• [Given instruction]: Locate each line holding the string "ethnic" and copy it.

— begin —

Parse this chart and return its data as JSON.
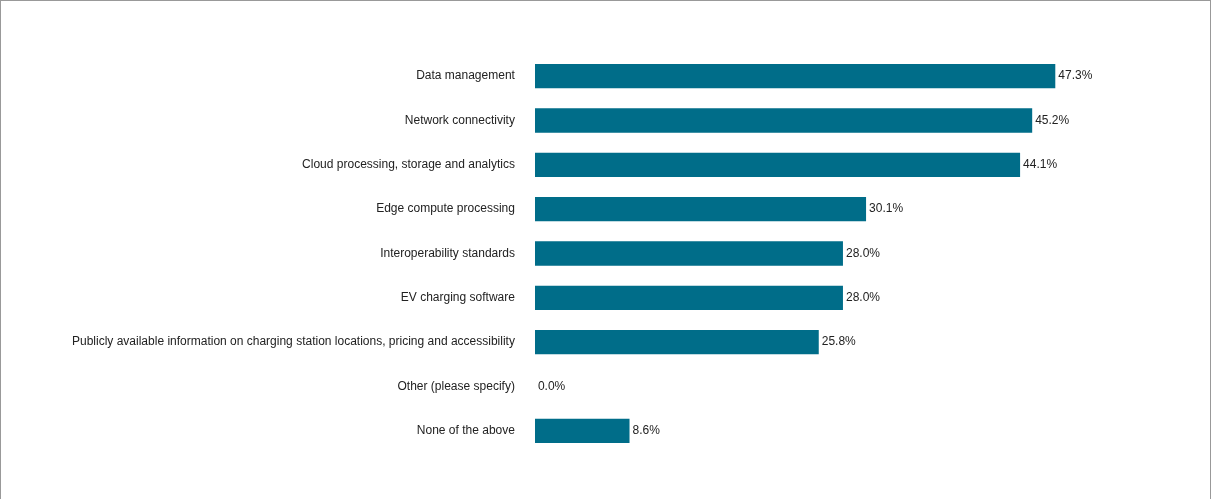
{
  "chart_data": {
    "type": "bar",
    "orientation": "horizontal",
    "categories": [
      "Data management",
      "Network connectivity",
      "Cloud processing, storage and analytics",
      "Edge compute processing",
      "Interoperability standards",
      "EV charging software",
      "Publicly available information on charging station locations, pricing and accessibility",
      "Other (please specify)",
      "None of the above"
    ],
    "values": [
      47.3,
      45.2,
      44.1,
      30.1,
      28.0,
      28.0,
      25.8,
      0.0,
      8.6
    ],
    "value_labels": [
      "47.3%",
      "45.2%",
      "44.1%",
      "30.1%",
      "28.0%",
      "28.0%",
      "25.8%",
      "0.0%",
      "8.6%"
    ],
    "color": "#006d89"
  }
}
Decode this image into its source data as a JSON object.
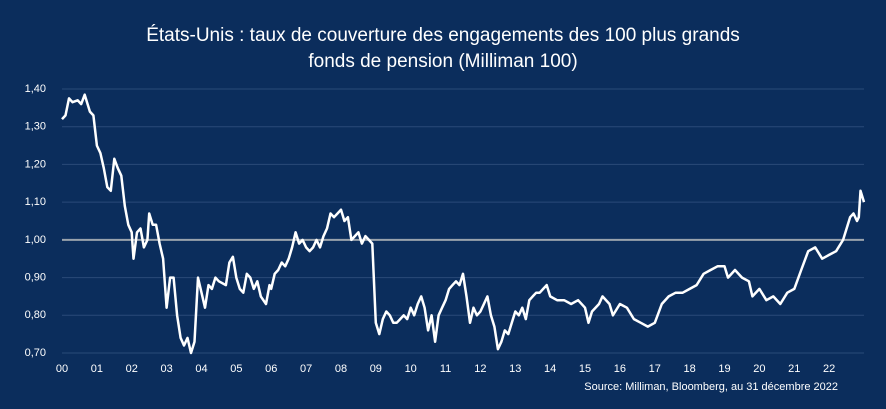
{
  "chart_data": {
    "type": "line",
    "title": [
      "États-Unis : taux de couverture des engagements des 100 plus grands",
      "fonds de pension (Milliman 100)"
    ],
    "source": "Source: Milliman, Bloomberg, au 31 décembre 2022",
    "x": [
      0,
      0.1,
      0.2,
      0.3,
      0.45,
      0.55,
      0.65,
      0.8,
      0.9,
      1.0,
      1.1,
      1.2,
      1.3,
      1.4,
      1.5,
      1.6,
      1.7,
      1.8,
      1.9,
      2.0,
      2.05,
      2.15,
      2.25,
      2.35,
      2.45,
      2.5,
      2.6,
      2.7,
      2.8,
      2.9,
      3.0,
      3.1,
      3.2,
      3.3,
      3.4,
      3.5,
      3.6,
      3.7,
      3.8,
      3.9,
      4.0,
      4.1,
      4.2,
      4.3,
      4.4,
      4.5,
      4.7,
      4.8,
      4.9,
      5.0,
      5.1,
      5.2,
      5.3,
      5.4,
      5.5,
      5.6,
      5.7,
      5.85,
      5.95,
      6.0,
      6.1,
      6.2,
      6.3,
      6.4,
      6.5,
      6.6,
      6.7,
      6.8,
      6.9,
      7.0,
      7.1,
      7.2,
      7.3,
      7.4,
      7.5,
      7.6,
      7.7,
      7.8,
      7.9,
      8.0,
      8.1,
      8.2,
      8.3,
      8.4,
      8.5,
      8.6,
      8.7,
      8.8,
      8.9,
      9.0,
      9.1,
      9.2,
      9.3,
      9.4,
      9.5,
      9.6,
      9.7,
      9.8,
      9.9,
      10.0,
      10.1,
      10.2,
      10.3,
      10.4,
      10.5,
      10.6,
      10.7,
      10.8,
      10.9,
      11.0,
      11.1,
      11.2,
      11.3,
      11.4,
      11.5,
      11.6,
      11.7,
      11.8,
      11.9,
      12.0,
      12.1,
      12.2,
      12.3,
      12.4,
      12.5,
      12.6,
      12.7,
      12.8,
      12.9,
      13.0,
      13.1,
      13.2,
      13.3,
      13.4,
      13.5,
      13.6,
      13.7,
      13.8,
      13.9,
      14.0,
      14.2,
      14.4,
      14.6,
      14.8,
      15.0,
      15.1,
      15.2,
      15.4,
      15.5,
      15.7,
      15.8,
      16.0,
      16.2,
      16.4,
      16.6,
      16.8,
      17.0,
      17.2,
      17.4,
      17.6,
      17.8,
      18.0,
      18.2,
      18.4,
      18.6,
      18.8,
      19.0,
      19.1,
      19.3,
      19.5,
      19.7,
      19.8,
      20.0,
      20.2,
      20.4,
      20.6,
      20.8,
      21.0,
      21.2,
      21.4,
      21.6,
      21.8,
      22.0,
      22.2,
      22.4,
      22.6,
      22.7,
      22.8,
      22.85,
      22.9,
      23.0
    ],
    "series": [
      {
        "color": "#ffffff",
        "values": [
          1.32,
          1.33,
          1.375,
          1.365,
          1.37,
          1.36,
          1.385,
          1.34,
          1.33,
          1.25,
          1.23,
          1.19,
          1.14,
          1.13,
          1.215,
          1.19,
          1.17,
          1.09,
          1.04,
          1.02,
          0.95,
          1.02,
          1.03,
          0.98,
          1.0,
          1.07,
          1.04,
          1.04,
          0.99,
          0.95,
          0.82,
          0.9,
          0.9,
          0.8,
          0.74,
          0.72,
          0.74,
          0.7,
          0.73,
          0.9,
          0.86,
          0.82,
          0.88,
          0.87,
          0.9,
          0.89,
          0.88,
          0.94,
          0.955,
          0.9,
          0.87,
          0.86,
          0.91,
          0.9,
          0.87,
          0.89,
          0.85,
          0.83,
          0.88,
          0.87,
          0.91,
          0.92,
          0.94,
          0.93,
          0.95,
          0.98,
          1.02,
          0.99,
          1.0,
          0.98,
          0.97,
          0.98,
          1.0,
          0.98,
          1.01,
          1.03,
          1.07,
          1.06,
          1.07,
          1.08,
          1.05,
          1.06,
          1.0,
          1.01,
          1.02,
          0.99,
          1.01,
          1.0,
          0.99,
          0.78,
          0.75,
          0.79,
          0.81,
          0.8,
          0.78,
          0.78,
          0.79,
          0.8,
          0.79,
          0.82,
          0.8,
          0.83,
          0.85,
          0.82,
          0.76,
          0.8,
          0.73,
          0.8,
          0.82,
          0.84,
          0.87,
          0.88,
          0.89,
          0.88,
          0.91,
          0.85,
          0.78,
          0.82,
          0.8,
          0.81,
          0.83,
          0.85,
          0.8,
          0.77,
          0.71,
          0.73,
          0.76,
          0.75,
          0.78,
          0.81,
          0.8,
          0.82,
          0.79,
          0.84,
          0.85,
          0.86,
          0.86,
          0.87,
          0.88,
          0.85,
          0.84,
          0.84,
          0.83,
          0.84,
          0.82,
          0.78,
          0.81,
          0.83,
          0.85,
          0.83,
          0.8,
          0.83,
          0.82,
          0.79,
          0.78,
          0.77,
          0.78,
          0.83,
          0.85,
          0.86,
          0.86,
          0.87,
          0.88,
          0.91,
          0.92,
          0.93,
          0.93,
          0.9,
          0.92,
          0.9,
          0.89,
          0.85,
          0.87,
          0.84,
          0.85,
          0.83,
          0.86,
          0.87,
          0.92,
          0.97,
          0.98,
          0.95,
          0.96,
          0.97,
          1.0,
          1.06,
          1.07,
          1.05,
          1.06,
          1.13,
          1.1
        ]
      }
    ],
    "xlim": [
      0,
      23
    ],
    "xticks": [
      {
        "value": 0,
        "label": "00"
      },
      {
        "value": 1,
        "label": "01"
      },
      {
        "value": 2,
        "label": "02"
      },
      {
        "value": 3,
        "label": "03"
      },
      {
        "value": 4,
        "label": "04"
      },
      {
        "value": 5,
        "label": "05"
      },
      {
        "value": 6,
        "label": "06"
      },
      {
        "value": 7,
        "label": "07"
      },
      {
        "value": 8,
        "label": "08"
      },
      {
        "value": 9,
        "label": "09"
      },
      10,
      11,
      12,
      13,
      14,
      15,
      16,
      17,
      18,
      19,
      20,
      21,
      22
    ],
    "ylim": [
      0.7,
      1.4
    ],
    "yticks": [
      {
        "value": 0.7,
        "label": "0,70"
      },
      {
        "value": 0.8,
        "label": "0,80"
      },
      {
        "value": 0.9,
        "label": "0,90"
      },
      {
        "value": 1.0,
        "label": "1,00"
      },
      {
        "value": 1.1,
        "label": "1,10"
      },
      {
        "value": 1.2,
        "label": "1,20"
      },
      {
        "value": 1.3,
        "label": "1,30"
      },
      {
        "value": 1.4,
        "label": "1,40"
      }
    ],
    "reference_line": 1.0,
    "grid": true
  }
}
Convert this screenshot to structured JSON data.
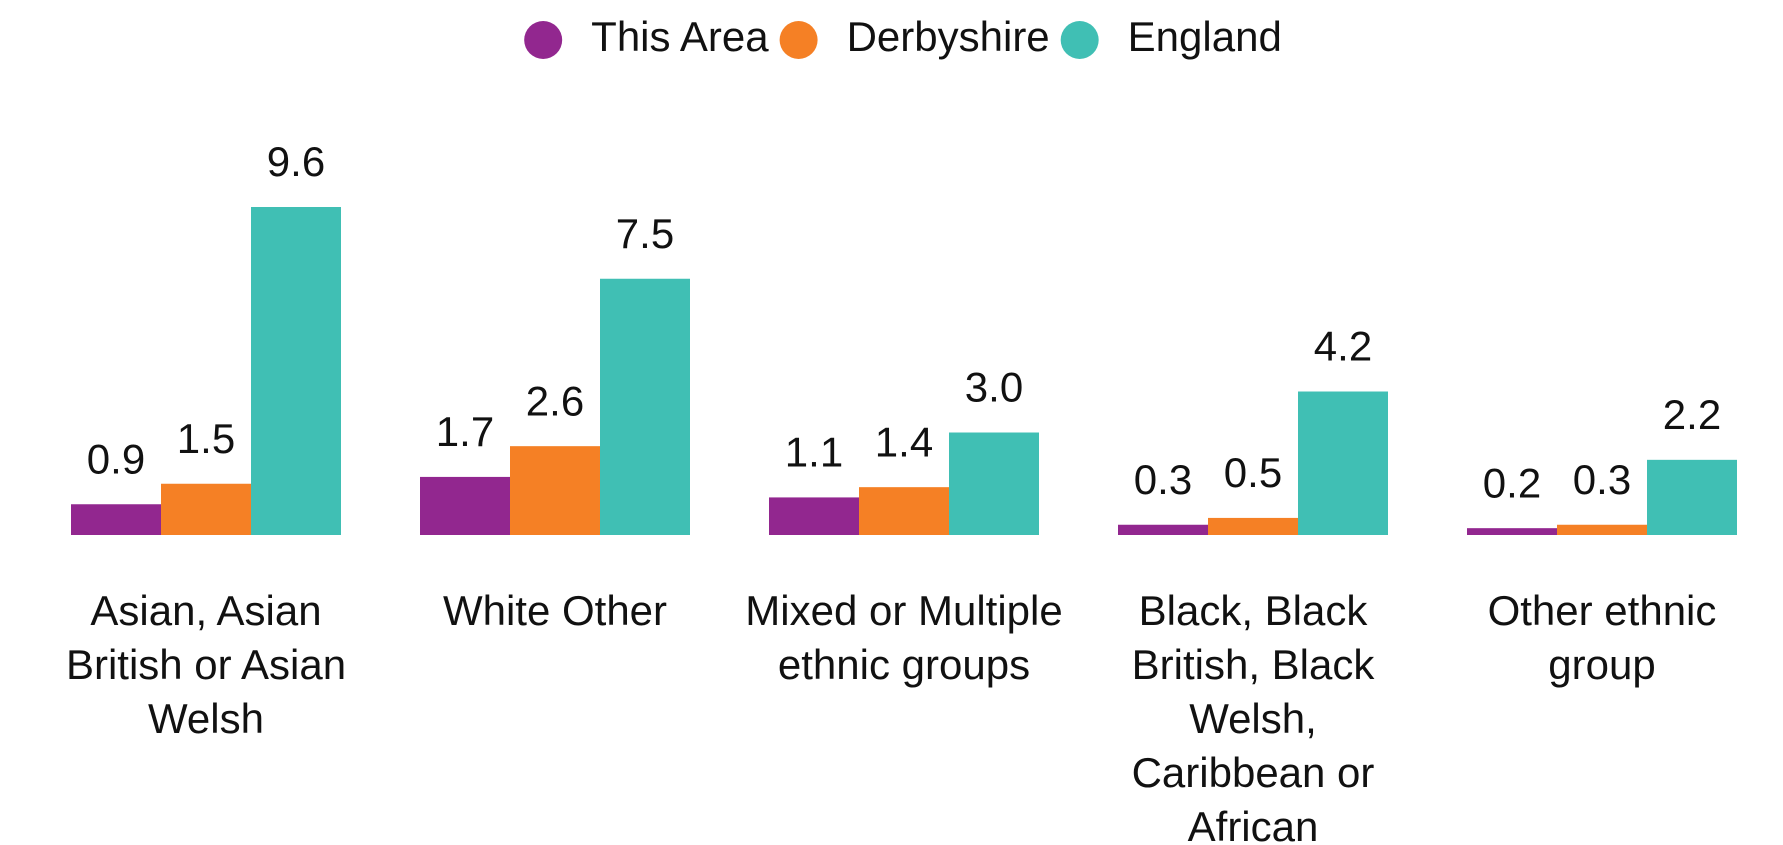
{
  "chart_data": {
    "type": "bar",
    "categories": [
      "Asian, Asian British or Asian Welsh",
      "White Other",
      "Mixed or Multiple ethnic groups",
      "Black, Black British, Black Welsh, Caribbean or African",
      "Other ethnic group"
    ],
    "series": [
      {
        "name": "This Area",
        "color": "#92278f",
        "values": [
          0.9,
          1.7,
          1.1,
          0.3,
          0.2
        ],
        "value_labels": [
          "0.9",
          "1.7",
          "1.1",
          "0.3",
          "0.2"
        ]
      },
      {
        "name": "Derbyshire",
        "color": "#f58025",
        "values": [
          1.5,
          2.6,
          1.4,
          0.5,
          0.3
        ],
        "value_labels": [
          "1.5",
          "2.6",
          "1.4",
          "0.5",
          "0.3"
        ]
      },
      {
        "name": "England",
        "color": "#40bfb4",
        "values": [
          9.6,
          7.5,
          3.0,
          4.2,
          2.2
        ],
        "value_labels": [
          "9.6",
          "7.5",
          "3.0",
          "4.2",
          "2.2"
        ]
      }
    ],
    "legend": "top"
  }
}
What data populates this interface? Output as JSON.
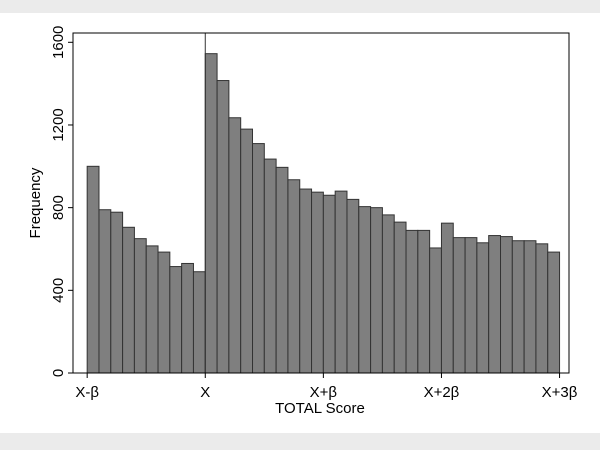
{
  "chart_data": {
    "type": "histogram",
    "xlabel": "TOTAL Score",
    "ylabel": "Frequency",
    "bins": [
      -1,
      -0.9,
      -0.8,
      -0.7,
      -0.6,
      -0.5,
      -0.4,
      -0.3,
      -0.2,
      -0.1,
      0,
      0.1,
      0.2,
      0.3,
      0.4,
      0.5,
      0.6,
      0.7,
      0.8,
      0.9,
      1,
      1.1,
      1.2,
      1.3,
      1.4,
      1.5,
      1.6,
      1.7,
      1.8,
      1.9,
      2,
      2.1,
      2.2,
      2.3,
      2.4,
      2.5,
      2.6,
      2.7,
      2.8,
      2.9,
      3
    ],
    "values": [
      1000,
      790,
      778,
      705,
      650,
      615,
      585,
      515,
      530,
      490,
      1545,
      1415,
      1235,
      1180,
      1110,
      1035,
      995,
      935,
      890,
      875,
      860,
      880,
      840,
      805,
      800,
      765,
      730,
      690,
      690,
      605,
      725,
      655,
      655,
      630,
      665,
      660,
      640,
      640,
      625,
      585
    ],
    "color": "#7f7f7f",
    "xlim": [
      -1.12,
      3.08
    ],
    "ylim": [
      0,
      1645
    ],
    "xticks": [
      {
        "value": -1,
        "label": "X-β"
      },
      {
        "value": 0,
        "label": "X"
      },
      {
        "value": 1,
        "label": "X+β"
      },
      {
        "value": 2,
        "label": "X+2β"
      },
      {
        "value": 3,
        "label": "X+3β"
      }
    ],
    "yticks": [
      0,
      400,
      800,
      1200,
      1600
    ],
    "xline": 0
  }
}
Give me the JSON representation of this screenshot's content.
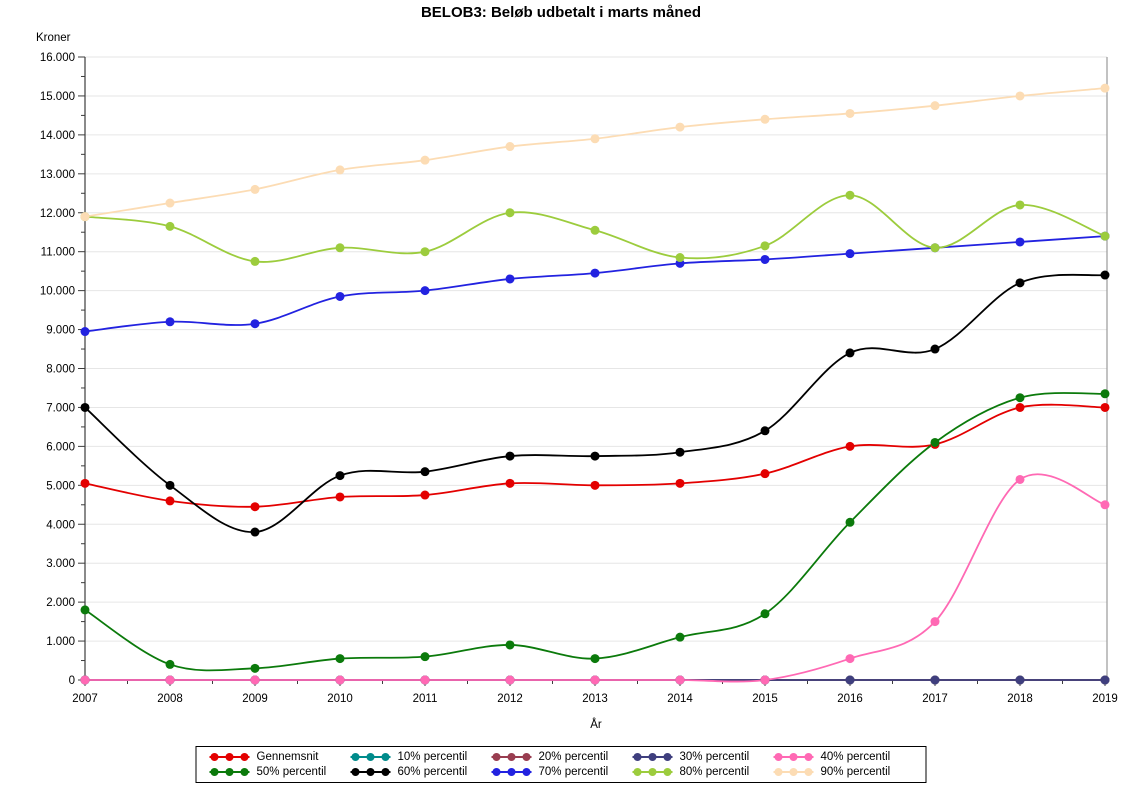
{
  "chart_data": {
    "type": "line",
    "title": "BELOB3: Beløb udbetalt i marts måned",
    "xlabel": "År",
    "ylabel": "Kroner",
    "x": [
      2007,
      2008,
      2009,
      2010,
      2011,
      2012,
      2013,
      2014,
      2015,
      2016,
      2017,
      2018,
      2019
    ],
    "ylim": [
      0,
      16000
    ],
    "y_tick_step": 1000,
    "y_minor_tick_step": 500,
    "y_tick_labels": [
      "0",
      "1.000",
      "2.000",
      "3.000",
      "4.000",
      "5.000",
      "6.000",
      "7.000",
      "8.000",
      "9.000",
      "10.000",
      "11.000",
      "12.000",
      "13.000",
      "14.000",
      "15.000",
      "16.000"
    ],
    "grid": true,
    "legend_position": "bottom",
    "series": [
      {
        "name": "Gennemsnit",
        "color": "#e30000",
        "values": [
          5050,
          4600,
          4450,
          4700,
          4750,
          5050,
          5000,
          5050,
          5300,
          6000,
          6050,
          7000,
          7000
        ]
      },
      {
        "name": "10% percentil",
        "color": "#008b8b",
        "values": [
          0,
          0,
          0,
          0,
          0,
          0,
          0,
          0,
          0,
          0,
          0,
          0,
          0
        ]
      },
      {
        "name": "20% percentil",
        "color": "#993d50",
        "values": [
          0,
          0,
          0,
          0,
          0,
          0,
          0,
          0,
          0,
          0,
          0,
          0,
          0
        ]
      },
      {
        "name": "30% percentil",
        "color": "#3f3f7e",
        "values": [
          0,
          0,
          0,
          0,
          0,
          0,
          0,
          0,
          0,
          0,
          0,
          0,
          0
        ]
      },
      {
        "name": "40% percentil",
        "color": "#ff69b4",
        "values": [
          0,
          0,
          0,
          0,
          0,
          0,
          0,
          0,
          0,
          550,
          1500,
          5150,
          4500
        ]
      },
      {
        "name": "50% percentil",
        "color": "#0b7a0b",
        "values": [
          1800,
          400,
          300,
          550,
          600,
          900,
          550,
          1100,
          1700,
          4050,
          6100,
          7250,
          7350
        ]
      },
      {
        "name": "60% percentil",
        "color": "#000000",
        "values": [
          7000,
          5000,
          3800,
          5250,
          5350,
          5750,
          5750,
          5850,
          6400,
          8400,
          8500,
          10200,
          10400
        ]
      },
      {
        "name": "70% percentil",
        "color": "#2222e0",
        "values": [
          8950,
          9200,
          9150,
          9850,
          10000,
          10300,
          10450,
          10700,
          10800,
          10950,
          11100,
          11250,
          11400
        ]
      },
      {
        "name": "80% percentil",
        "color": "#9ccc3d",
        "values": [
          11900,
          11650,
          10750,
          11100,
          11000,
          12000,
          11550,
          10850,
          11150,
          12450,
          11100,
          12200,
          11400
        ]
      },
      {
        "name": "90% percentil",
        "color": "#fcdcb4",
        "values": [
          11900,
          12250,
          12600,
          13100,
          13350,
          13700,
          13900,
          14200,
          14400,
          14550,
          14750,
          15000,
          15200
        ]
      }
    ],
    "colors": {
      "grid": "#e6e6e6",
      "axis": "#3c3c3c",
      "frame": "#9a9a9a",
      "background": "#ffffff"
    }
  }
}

— end —

• [Expected answer]:
      "Mixed or Multiple ethnic groups",
      "Other ethnic group"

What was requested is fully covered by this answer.